#### Required task
Exactly reproduce each entry, leaving out nothing.

[Start Supplied information]

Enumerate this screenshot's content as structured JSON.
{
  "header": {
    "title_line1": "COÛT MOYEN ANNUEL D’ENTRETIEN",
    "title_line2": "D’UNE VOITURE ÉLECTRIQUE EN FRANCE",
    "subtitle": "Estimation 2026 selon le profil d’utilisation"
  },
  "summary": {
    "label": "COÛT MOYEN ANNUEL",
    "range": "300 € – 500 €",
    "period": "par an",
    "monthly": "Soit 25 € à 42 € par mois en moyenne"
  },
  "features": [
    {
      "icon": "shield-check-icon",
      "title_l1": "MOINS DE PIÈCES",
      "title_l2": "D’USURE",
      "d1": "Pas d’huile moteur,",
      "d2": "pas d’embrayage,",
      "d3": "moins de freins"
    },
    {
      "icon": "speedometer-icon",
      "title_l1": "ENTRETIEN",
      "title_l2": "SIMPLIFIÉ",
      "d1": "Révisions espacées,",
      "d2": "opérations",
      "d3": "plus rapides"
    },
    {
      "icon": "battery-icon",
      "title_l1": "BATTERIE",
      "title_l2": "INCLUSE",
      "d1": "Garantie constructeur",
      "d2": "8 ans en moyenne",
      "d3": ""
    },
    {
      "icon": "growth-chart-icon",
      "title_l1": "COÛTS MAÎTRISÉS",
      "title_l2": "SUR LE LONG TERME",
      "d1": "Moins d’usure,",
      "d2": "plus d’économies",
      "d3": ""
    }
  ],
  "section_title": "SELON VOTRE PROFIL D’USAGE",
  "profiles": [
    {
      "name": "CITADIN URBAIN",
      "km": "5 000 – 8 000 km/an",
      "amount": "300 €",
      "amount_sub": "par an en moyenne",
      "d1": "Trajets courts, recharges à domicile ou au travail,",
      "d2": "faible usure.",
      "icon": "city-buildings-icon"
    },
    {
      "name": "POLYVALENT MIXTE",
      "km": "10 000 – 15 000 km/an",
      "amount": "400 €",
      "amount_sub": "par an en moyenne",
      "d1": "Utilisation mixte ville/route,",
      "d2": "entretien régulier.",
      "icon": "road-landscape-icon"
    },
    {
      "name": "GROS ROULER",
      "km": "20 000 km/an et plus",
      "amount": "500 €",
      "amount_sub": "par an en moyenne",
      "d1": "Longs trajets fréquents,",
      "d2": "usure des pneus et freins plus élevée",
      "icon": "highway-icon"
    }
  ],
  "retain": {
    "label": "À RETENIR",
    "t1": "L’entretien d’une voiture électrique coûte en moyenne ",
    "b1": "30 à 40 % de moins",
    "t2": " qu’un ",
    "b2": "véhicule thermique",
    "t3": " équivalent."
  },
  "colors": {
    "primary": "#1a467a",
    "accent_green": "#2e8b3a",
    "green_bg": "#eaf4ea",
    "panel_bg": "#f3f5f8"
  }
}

[End Supplied information]

#### Problem solution
Enumerate this screenshot's content as structured JSON.
{
  "header": {
    "title_line1": "COÛT MOYEN ANNUEL D’ENTRETIEN",
    "title_line2": "D’UNE VOITURE ÉLECTRIQUE EN FRANCE",
    "subtitle": "Estimation 2026 selon le profil d’utilisation"
  },
  "summary": {
    "label": "COÛT MOYEN ANNUEL",
    "range": "300 € – 500 €",
    "period": "par an",
    "monthly": "Soit 25 € à 42 € par mois en moyenne"
  },
  "features": [
    {
      "icon": "shield-check-icon",
      "title_l1": "MOINS DE PIÈCES",
      "title_l2": "D’USURE",
      "d1": "Pas d’huile moteur,",
      "d2": "pas d’embrayage,",
      "d3": "moins de freins"
    },
    {
      "icon": "speedometer-icon",
      "title_l1": "ENTRETIEN",
      "title_l2": "SIMPLIFIÉ",
      "d1": "Révisions espacées,",
      "d2": "opérations",
      "d3": "plus rapides"
    },
    {
      "icon": "battery-icon",
      "title_l1": "BATTERIE",
      "title_l2": "INCLUSE",
      "d1": "Garantie constructeur",
      "d2": "8 ans en moyenne",
      "d3": ""
    },
    {
      "icon": "growth-chart-icon",
      "title_l1": "COÛTS MAÎTRISÉS",
      "title_l2": "SUR LE LONG TERME",
      "d1": "Moins d’usure,",
      "d2": "plus d’économies",
      "d3": ""
    }
  ],
  "section_title": "SELON VOTRE PROFIL D’USAGE",
  "profiles": [
    {
      "name": "CITADIN URBAIN",
      "km": "5 000 – 8 000 km/an",
      "amount": "300 €",
      "amount_sub": "par an en moyenne",
      "d1": "Trajets courts, recharges à domicile ou au travail,",
      "d2": "faible usure.",
      "icon": "city-buildings-icon"
    },
    {
      "name": "POLYVALENT MIXTE",
      "km": "10 000 – 15 000 km/an",
      "amount": "400 €",
      "amount_sub": "par an en moyenne",
      "d1": "Utilisation mixte ville/route,",
      "d2": "entretien régulier.",
      "icon": "road-landscape-icon"
    },
    {
      "name": "GROS ROULER",
      "km": "20 000 km/an et plus",
      "amount": "500 €",
      "amount_sub": "par an en moyenne",
      "d1": "Longs trajets fréquents,",
      "d2": "usure des pneus et freins plus élevée",
      "icon": "highway-icon"
    }
  ],
  "retain": {
    "label": "À RETENIR",
    "t1": "L’entretien d’une voiture électrique coûte en moyenne ",
    "b1": "30 à 40 % de moins",
    "t2": " qu’un ",
    "b2": "véhicule thermique",
    "t3": " équivalent."
  },
  "colors": {
    "primary": "#1a467a",
    "accent_green": "#2e8b3a",
    "green_bg": "#eaf4ea",
    "panel_bg": "#f3f5f8"
  }
}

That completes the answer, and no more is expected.